# Aim of the task
Each line of the material below with the word "birth" is to be reported.

# Task input
- - - -

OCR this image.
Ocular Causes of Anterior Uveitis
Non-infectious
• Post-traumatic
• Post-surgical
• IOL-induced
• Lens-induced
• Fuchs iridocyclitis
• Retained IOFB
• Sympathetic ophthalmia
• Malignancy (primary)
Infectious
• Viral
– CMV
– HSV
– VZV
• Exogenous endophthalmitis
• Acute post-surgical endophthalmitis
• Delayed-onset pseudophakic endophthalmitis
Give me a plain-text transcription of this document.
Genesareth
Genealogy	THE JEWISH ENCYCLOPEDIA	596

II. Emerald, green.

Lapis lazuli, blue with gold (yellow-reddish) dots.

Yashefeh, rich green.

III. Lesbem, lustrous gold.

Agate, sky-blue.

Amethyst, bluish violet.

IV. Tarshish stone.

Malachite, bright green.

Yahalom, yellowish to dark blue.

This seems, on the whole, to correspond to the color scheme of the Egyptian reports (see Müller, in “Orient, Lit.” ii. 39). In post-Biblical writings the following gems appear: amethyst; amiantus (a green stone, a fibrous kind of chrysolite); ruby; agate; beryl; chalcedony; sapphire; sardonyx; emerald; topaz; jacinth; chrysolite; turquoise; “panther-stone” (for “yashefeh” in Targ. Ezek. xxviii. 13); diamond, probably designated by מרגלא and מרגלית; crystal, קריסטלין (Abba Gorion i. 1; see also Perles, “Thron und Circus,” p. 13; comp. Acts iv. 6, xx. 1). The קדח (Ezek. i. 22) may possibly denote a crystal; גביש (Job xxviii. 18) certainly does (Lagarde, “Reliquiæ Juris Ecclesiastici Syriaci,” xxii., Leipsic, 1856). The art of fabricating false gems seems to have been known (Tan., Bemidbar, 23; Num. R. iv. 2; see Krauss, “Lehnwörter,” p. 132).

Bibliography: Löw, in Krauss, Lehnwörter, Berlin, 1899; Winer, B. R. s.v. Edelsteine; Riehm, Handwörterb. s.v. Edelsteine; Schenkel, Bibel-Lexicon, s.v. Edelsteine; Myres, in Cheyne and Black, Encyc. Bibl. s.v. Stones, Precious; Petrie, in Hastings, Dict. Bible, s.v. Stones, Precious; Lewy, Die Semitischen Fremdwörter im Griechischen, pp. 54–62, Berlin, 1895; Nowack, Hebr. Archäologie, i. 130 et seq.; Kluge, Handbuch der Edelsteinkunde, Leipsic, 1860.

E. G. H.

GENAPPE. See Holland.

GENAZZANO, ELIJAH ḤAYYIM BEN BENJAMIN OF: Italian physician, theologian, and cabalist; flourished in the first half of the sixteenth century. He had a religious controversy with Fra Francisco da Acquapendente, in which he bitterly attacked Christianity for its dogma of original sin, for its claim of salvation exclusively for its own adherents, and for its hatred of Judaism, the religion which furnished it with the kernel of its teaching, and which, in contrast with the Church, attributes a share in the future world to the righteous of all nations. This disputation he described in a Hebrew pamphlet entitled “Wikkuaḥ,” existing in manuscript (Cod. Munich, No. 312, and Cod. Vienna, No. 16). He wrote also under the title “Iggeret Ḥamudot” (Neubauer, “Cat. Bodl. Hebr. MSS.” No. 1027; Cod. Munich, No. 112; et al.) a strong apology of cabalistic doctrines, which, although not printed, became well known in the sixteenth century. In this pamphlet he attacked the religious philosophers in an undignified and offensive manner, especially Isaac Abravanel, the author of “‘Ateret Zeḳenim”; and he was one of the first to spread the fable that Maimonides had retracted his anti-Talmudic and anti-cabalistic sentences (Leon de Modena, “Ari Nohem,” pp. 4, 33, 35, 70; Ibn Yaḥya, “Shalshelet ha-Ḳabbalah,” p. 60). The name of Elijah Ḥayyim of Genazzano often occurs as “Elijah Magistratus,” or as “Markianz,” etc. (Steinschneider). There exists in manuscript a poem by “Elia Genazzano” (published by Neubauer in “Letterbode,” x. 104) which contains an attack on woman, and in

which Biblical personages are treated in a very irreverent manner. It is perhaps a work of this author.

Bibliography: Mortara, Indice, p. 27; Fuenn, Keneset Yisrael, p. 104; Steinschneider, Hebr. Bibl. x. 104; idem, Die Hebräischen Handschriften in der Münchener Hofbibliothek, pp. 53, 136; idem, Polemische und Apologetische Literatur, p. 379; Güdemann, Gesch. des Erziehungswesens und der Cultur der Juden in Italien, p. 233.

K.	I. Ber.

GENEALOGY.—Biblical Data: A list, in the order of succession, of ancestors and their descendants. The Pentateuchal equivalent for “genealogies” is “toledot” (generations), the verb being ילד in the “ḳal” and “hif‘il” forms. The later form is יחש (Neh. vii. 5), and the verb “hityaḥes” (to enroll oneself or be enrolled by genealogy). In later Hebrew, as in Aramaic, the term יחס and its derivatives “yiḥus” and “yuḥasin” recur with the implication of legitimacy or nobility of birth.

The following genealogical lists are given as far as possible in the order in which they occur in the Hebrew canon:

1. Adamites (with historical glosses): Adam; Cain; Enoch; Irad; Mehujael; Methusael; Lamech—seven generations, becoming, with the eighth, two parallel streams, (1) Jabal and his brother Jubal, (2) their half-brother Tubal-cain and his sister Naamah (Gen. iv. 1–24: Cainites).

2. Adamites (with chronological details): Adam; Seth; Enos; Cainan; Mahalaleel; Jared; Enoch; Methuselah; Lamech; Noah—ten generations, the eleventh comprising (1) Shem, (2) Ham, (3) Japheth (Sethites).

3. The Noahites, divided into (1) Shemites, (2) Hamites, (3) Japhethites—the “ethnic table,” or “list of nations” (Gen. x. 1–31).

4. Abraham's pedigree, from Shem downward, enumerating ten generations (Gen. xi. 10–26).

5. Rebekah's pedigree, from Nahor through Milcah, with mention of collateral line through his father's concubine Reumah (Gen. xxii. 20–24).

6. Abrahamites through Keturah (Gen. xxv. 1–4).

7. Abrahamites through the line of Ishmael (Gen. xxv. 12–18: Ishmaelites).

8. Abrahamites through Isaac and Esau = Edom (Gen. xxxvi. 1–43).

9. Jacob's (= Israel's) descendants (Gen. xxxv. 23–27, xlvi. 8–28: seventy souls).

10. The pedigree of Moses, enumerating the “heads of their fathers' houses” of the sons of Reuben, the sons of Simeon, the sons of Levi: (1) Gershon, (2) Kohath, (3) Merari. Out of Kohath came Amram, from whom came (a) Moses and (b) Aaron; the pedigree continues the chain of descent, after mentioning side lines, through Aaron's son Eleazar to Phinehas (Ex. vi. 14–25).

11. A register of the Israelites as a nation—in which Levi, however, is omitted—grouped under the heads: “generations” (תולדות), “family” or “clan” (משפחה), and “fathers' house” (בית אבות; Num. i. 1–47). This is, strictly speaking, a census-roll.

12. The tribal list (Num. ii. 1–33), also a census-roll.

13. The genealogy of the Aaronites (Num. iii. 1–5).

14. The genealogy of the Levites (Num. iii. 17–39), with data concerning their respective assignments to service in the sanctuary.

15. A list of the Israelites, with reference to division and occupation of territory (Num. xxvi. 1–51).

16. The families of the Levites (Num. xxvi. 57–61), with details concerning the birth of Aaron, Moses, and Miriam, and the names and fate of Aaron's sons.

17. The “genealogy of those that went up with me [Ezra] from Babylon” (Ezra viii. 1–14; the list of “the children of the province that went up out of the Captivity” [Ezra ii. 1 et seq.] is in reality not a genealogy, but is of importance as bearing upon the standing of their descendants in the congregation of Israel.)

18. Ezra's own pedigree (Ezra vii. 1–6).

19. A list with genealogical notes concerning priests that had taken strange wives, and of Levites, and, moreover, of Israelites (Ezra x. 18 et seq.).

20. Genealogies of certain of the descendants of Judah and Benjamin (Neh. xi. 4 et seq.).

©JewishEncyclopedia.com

- - - -

# Worked solution
GENEALOGY.—Biblical Data: A list, in the order of succession, of ancestors and their descendants. The Pentateuchal equivalent for “genealogies” is “toledot” (generations), the verb being ילד in the “ḳal” and “hif‘il” forms. The later form is יחש (Neh. vii. 5), and the verb “hityaḥes” (to enroll oneself or be enrolled by genealogy). In later Hebrew, as in Aramaic, the term יחס and its derivatives “yiḥus” and “yuḥasin” recur with the implication of legitimacy or nobility of birth.
16. The families of the Levites (Num. xxvi. 57–61), with details concerning the birth of Aaron, Moses, and Miriam, and the names and fate of Aaron's sons.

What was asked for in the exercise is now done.